■ Vorliegender Auszug ■
Nachdem so mein Herz aller Begier nach dem Irdischen verschlossen ist, nachdem ich in der That für das Vergängliche gar kein Herz mehr habe, erscheint meinem Auge das Universum in einer verklärten Gestalt. Die todte lastende Masse, die nur den Raum ausstopfte, ist verschwunden, und an ihrer Stelle fließt, und woget und rauscht der ewige Strom von Leben, und Kraft und That – vom ursprünglichen Leben; von deinem Leben, Unendlicher: denn alles Leben ist dein Leben, und nur das religiöse Auge dringt ein in das Reich der wahren Schönheit.

Ich bin dir verwandt, und was ich rund um mich herum erblicke, ist Mir verwandt; es ist Alles belebt und beseelt, und blickt aus hellen Geister-Augen mich an, und redet mit Geistertönen an mein Herz. Auf das Mannichfaltigste zerteilt und getrennt schaue in allen Gestalten außer mir ich selbst mich wieder, und strahle mir aus ihnen entgegen, wie die Morgensonne in tausend Thautropfen mannichfaltig gebrochen sich selbst entgegen glänzt.

Dein Leben, wie es der Endliche zu fassen vermag, ist sich selbst schlechthin durch sich selbst bildendes, und darstellendes Wollen; dieses Leben fließt, – im Auge des Sterblichen mannichfach versinnlicht, – durch mich hindurch herab in die ganze unermeßliche Natur. Hier strömt es, als sich selbst schaffende und bildende Materie durch meine Adern und Muskeln hindurch, und setzt außer mir seine Fülle ab im Baume, in der Pflanze, im Grase. Ein zusammenhängender Strom, Tropfe an Tropfe, fließt das bildende Leben in allen Gestalten, und allenthalben, wohin ihm mein Auge zu folgen vermag; und blickt mich an, – aus jedem Punkte des Universum anders, – als dieselbe Kraft, durch die es in geheimem Dunkel meinen eignen Körper bildet. Dort woget es frei, und hüpft, und tanzet als sich selbst bildende Bewegung im Thiere, und stellt in jedem neuen Körper sich dar, als eine andere eigne für sich bestehende Welt: dieselbe Kraft, welche, mir unsichtbar, in meinen eignen Gliedmaßen sich reget, und bewegt. Alles was sich regt, folgt diesem allgemeinen Zuge, diesem einigen Princip aller Bewegung, das von einem Ende des Universum zum andern die harmonische Erschütterung fortleitet: das Thier ohne Freiheit; ich, von welchem in der sichtbaren Welt die Bewegung ausgeht, ohne daß sie darum in mir gegründet sei, mit Freiheit.

■ Bereitgestellte Daten ■
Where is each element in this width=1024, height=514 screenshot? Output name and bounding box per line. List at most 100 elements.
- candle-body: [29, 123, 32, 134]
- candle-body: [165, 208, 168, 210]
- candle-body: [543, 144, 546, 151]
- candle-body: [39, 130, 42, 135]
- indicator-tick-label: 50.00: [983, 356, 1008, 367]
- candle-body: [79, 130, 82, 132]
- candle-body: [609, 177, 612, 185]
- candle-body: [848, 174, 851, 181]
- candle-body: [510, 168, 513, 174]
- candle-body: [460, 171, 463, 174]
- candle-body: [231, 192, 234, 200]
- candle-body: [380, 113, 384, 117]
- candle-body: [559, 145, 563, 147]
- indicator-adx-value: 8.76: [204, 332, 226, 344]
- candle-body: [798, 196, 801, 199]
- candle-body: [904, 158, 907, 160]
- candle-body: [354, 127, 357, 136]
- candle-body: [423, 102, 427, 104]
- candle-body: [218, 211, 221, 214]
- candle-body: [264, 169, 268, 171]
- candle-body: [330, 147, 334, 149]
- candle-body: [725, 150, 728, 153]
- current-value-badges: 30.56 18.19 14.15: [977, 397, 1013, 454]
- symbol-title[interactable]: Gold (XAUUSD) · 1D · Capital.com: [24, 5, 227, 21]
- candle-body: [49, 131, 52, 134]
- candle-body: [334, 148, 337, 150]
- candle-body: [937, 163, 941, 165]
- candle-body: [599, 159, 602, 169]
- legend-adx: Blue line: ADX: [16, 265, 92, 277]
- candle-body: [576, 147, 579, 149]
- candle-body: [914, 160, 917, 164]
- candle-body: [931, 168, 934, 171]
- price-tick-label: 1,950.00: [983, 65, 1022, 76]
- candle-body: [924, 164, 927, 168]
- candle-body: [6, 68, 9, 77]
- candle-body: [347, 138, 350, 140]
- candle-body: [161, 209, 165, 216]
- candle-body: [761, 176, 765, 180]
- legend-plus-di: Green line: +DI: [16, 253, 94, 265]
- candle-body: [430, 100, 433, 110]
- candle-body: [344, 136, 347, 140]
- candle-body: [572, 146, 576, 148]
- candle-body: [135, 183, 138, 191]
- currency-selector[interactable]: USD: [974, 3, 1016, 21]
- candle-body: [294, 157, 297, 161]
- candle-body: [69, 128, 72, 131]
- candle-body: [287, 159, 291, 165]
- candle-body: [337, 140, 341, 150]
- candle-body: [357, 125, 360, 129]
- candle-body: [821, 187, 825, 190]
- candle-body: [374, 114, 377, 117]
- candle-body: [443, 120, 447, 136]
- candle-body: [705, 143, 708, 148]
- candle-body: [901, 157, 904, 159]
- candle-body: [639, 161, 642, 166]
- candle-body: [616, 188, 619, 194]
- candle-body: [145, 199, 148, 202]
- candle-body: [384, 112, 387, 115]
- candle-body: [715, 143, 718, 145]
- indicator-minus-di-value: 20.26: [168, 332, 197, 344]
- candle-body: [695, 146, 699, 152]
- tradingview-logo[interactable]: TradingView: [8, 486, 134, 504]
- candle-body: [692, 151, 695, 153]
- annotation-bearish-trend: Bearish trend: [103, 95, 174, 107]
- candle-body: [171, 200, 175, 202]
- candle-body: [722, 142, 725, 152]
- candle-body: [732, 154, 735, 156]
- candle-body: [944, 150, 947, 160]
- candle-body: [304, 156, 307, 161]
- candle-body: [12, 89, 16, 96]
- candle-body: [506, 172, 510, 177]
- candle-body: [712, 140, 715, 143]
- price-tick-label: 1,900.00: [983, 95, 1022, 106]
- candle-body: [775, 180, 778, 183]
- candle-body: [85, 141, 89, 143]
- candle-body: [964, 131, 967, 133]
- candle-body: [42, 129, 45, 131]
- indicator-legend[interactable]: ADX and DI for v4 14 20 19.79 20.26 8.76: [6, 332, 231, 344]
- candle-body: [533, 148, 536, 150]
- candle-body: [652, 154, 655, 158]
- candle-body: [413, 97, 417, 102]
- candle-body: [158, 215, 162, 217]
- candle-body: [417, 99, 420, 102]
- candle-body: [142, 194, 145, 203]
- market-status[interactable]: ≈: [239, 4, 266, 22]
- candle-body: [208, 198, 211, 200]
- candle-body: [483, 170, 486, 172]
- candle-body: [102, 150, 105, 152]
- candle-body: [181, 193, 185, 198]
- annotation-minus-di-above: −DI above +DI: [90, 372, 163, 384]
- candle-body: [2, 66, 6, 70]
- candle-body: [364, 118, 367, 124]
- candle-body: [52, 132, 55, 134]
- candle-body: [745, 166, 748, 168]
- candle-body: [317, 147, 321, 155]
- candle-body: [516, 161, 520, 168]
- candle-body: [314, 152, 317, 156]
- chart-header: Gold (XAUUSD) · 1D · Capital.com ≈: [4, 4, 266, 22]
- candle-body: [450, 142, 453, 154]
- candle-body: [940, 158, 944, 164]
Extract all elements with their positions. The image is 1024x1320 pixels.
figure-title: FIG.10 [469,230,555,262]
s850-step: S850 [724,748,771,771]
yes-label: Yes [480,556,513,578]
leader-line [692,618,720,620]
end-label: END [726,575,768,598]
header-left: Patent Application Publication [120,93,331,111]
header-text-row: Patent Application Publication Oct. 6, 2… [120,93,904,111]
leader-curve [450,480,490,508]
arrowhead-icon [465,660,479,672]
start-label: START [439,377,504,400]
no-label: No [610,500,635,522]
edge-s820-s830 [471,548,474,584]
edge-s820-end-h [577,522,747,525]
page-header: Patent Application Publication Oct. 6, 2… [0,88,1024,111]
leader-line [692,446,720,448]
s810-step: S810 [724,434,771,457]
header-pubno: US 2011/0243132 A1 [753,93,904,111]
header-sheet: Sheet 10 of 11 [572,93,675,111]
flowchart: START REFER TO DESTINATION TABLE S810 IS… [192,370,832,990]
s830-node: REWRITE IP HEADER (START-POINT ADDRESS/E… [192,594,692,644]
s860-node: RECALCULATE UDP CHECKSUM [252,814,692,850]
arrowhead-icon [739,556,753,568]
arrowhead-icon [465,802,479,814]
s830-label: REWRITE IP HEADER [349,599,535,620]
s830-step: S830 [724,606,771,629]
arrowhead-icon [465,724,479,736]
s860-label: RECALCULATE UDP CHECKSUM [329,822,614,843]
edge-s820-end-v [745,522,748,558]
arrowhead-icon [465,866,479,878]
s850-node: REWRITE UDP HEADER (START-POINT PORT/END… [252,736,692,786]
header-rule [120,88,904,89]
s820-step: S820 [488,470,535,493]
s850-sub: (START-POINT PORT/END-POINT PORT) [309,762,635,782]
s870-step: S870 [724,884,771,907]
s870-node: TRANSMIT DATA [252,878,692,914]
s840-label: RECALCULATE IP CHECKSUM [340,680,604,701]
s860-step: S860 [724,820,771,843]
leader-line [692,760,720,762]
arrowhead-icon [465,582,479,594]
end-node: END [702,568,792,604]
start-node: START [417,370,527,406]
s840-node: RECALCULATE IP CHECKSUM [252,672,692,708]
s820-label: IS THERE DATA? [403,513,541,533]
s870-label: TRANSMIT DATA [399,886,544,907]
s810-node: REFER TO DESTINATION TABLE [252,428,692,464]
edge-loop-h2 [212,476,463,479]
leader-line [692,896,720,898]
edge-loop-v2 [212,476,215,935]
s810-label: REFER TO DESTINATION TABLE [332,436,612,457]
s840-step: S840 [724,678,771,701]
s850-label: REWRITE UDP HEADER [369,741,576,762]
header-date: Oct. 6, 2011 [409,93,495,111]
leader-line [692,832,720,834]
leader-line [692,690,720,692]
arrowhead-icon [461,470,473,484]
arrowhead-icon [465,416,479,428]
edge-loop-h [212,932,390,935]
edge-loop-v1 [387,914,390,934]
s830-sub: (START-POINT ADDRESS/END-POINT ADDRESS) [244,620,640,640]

■ Zu bearbeiten ■
1) Gib aus dem Auszug über das Leben im Universum die Stelle wortgetreu aus, die mit den Worten „Ich bin dir“ beginnt und nach den Worten „selbst entgegen glänzt.“ endet.
2) Schreibe den Text über das Leben im Universum im Anschluss an seinen letzten Satz weiter.

■ Lösungen ■
1)
Ich bin dir verwandt, und was ich rund um mich herum erblicke, ist Mir verwandt; es ist Alles belebt und beseelt, und blickt aus hellen Geister-Augen mich an, und redet mit Geistertönen an mein Herz. Auf das Mannichfaltigste zerteilt und getrennt schaue in allen Gestalten außer mir ich selbst mich wieder, und strahle mir aus ihnen entgegen, wie die Morgensonne in tausend Thautropfen mannichfaltig gebrochen sich selbst entgegen glänzt.

2)
Aber rein und heilig, und deinem eignen Wesen so nahe, als im Auge des Sterblichen ihm etwas sein kann, fließet dieses dein Leben hin als Band, das Geister mit Geistern in Eins verschlingt, als Luft und Aether der Einen Vernunftwelt; undenkbar und unbegreiflich, und doch offenbar da liegend vor dem geistigen Auge. In diesem Lichtstrome fortgeleitet schwebt der Gedanke, unaufgehalten und derselbe bleibend von Seele zu Seele, und kommt reiner und verklärt zurück aus der verwandten Brust. Durch dieses Geheimniß findet der Einzelne sich selbst, und versteht, und liebt sich selbst nur in einem Andern; und jeder Geist wickelt sich los nur von andern Geistern, und es giebt keinen Menschen, sondern nur eine Menschheit, kein einzelnes Denken, und Lieben, und Hassen, sondern nur ein Denken, und Lieben, und Hassen, in und durch einander. Durch dieses Geheimniß strömt die Verwandtschaft der Geister in der unsichtbaren Welt fort bis in ihre körperliche Natur, und stellt sich dar in zwei Geschlechtern, die, wenn auch jedes geistige Band zerreißen könnte, schon als Naturwesen genöthigt sind, sich zu lieben; fließt aus in die Zärtlichkeit der Eltern und Kinder, und Geschwister, gleich als ob die Seelen eben so aus Einem Blute entsprossen wären, wie die Leiber, und die Gemüther Zweige und Blüten desselben Stammes wären; und umfasset von da aus in engern oder weitern Kreisen die ganze empfindende Welt. Selbst ihrem Hasse liegt der Durst nach Liebe zum Grunde, und es entsteht keine Feindschaft, außer aus versagter Freundschaft.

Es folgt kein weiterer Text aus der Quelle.